(Records that describe figures)
* START *

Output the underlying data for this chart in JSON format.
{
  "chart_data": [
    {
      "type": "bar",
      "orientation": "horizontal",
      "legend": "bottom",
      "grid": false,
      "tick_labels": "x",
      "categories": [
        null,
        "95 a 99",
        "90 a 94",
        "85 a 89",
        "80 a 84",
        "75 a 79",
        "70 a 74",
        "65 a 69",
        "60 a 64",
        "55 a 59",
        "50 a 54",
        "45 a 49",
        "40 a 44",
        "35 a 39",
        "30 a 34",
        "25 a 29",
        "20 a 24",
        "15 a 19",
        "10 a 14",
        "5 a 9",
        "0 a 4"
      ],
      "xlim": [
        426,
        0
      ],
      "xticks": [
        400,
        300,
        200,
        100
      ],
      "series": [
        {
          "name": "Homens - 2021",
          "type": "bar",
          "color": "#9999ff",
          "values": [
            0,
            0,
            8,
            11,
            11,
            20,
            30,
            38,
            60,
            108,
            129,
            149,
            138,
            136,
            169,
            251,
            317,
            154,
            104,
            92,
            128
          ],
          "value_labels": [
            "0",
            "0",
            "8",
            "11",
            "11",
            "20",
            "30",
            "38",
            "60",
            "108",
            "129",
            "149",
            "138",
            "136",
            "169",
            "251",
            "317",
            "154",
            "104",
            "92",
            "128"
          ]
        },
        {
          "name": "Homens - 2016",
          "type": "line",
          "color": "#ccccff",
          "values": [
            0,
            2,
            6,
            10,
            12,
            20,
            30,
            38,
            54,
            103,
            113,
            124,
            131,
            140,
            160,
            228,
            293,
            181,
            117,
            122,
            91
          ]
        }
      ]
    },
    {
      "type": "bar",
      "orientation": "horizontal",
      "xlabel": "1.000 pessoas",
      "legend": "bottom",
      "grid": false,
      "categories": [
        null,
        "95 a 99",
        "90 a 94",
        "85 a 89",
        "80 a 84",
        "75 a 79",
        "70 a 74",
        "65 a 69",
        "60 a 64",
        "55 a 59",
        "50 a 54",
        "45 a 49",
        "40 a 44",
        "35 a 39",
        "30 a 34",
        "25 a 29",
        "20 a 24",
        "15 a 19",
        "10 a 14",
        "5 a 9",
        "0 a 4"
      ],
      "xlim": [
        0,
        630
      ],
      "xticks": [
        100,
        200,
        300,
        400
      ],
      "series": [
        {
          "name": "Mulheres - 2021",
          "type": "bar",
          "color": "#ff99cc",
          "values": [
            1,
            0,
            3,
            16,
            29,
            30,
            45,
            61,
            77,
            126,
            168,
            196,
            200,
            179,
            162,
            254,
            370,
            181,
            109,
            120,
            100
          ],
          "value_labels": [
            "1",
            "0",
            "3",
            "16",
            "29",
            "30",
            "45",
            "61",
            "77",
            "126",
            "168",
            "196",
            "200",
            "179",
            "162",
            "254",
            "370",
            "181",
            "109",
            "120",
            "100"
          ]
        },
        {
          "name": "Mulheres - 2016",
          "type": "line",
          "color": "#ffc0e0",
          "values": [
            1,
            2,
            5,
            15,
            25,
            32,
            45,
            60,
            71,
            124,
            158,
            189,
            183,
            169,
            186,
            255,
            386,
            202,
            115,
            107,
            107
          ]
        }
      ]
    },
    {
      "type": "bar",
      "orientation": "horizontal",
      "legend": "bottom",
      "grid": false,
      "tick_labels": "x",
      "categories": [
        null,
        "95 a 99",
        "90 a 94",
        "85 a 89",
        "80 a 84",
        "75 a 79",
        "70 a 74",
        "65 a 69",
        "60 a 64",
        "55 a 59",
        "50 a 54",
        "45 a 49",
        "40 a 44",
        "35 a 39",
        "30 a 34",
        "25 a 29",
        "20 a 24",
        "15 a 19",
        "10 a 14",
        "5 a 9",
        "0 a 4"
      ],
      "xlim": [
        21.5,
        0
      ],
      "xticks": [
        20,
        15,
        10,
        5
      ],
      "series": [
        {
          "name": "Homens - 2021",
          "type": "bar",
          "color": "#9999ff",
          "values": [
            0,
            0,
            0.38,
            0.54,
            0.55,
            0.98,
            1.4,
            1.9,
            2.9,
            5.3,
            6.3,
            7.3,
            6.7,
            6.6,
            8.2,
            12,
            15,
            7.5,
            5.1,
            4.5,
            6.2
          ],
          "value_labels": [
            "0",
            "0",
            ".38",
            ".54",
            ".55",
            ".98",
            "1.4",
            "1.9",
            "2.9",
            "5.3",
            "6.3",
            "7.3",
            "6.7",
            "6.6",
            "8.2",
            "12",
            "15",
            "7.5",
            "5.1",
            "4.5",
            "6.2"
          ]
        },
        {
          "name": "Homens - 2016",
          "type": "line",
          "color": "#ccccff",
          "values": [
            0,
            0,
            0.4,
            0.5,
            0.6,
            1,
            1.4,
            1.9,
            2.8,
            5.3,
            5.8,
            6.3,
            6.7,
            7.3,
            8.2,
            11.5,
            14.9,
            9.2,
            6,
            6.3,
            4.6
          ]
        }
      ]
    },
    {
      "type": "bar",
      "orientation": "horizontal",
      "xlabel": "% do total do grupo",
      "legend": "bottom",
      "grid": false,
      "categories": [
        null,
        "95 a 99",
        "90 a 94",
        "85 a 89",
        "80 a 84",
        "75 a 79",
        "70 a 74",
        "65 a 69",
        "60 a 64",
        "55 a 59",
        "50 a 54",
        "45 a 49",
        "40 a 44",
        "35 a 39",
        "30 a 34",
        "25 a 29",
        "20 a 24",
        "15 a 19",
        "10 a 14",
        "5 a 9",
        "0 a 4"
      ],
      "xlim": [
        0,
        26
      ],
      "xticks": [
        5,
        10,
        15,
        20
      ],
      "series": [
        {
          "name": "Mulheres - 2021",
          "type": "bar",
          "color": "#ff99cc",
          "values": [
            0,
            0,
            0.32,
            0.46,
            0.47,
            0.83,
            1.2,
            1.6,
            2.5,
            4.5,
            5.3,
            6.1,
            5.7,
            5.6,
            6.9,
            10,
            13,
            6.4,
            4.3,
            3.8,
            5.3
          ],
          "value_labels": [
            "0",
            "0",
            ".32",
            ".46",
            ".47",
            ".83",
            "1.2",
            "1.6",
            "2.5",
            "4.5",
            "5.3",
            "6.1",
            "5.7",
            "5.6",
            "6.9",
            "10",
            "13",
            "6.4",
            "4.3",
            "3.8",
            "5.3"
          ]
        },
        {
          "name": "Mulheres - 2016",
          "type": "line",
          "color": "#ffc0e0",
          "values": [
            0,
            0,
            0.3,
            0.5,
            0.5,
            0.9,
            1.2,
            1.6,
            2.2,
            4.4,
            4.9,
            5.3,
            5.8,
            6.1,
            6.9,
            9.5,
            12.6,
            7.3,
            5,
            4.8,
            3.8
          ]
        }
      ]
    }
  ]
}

* END *

TO DO ▸ Make an exact copy of the records.

WRITTEN REPLY ▸
Output the underlying data for this chart in JSON format.
{
  "chart_data": [
    {
      "type": "bar",
      "orientation": "horizontal",
      "legend": "bottom",
      "grid": false,
      "tick_labels": "x",
      "categories": [
        null,
        "95 a 99",
        "90 a 94",
        "85 a 89",
        "80 a 84",
        "75 a 79",
        "70 a 74",
        "65 a 69",
        "60 a 64",
        "55 a 59",
        "50 a 54",
        "45 a 49",
        "40 a 44",
        "35 a 39",
        "30 a 34",
        "25 a 29",
        "20 a 24",
        "15 a 19",
        "10 a 14",
        "5 a 9",
        "0 a 4"
      ],
      "xlim": [
        426,
        0
      ],
      "xticks": [
        400,
        300,
        200,
        100
      ],
      "series": [
        {
          "name": "Homens - 2021",
          "type": "bar",
          "color": "#9999ff",
          "values": [
            0,
            0,
            8,
            11,
            11,
            20,
            30,
            38,
            60,
            108,
            129,
            149,
            138,
            136,
            169,
            251,
            317,
            154,
            104,
            92,
            128
          ],
          "value_labels": [
            "0",
            "0",
            "8",
            "11",
            "11",
            "20",
            "30",
            "38",
            "60",
            "108",
            "129",
            "149",
            "138",
            "136",
            "169",
            "251",
            "317",
            "154",
            "104",
            "92",
            "128"
          ]
        },
        {
          "name": "Homens - 2016",
          "type": "line",
          "color": "#ccccff",
          "values": [
            0,
            2,
            6,
            10,
            12,
            20,
            30,
            38,
            54,
            103,
            113,
            124,
            131,
            140,
            160,
            228,
            293,
            181,
            117,
            122,
            91
          ]
        }
      ]
    },
    {
      "type": "bar",
      "orientation": "horizontal",
      "xlabel": "1.000 pessoas",
      "legend": "bottom",
      "grid": false,
      "categories": [
        null,
        "95 a 99",
        "90 a 94",
        "85 a 89",
        "80 a 84",
        "75 a 79",
        "70 a 74",
        "65 a 69",
        "60 a 64",
        "55 a 59",
        "50 a 54",
        "45 a 49",
        "40 a 44",
        "35 a 39",
        "30 a 34",
        "25 a 29",
        "20 a 24",
        "15 a 19",
        "10 a 14",
        "5 a 9",
        "0 a 4"
      ],
      "xlim": [
        0,
        630
      ],
      "xticks": [
        100,
        200,
        300,
        400
      ],
      "series": [
        {
          "name": "Mulheres - 2021",
          "type": "bar",
          "color": "#ff99cc",
          "values": [
            1,
            0,
            3,
            16,
            29,
            30,
            45,
            61,
            77,
            126,
            168,
            196,
            200,
            179,
            162,
            254,
            370,
            181,
            109,
            120,
            100
          ],
          "value_labels": [
            "1",
            "0",
            "3",
            "16",
            "29",
            "30",
            "45",
            "61",
            "77",
            "126",
            "168",
            "196",
            "200",
            "179",
            "162",
            "254",
            "370",
            "181",
            "109",
            "120",
            "100"
          ]
        },
        {
          "name": "Mulheres - 2016",
          "type": "line",
          "color": "#ffc0e0",
          "values": [
            1,
            2,
            5,
            15,
            25,
            32,
            45,
            60,
            71,
            124,
            158,
            189,
            183,
            169,
            186,
            255,
            386,
            202,
            115,
            107,
            107
          ]
        }
      ]
    },
    {
      "type": "bar",
      "orientation": "horizontal",
      "legend": "bottom",
      "grid": false,
      "tick_labels": "x",
      "categories": [
        null,
        "95 a 99",
        "90 a 94",
        "85 a 89",
        "80 a 84",
        "75 a 79",
        "70 a 74",
        "65 a 69",
        "60 a 64",
        "55 a 59",
        "50 a 54",
        "45 a 49",
        "40 a 44",
        "35 a 39",
        "30 a 34",
        "25 a 29",
        "20 a 24",
        "15 a 19",
        "10 a 14",
        "5 a 9",
        "0 a 4"
      ],
      "xlim": [
        21.5,
        0
      ],
      "xticks": [
        20,
        15,
        10,
        5
      ],
      "series": [
        {
          "name": "Homens - 2021",
          "type": "bar",
          "color": "#9999ff",
          "values": [
            0,
            0,
            0.38,
            0.54,
            0.55,
            0.98,
            1.4,
            1.9,
            2.9,
            5.3,
            6.3,
            7.3,
            6.7,
            6.6,
            8.2,
            12,
            15,
            7.5,
            5.1,
            4.5,
            6.2
          ],
          "value_labels": [
            "0",
            "0",
            ".38",
            ".54",
            ".55",
            ".98",
            "1.4",
            "1.9",
            "2.9",
            "5.3",
            "6.3",
            "7.3",
            "6.7",
            "6.6",
            "8.2",
            "12",
            "15",
            "7.5",
            "5.1",
            "4.5",
            "6.2"
          ]
        },
        {
          "name": "Homens - 2016",
          "type": "line",
          "color": "#ccccff",
          "values": [
            0,
            0,
            0.4,
            0.5,
            0.6,
            1,
            1.4,
            1.9,
            2.8,
            5.3,
            5.8,
            6.3,
            6.7,
            7.3,
            8.2,
            11.5,
            14.9,
            9.2,
            6,
            6.3,
            4.6
          ]
        }
      ]
    },
    {
      "type": "bar",
      "orientation": "horizontal",
      "xlabel": "% do total do grupo",
      "legend": "bottom",
      "grid": false,
      "categories": [
        null,
        "95 a 99",
        "90 a 94",
        "85 a 89",
        "80 a 84",
        "75 a 79",
        "70 a 74",
        "65 a 69",
        "60 a 64",
        "55 a 59",
        "50 a 54",
        "45 a 49",
        "40 a 44",
        "35 a 39",
        "30 a 34",
        "25 a 29",
        "20 a 24",
        "15 a 19",
        "10 a 14",
        "5 a 9",
        "0 a 4"
      ],
      "xlim": [
        0,
        26
      ],
      "xticks": [
        5,
        10,
        15,
        20
      ],
      "series": [
        {
          "name": "Mulheres - 2021",
          "type": "bar",
          "color": "#ff99cc",
          "values": [
            0,
            0,
            0.32,
            0.46,
            0.47,
            0.83,
            1.2,
            1.6,
            2.5,
            4.5,
            5.3,
            6.1,
            5.7,
            5.6,
            6.9,
            10,
            13,
            6.4,
            4.3,
            3.8,
            5.3
          ],
          "value_labels": [
            "0",
            "0",
            ".32",
            ".46",
            ".47",
            ".83",
            "1.2",
            "1.6",
            "2.5",
            "4.5",
            "5.3",
            "6.1",
            "5.7",
            "5.6",
            "6.9",
            "10",
            "13",
            "6.4",
            "4.3",
            "3.8",
            "5.3"
          ]
        },
        {
          "name": "Mulheres - 2016",
          "type": "line",
          "color": "#ffc0e0",
          "values": [
            0,
            0,
            0.3,
            0.5,
            0.5,
            0.9,
            1.2,
            1.6,
            2.2,
            4.4,
            4.9,
            5.3,
            5.8,
            6.1,
            6.9,
            9.5,
            12.6,
            7.3,
            5,
            4.8,
            3.8
          ]
        }
      ]
    }
  ]
}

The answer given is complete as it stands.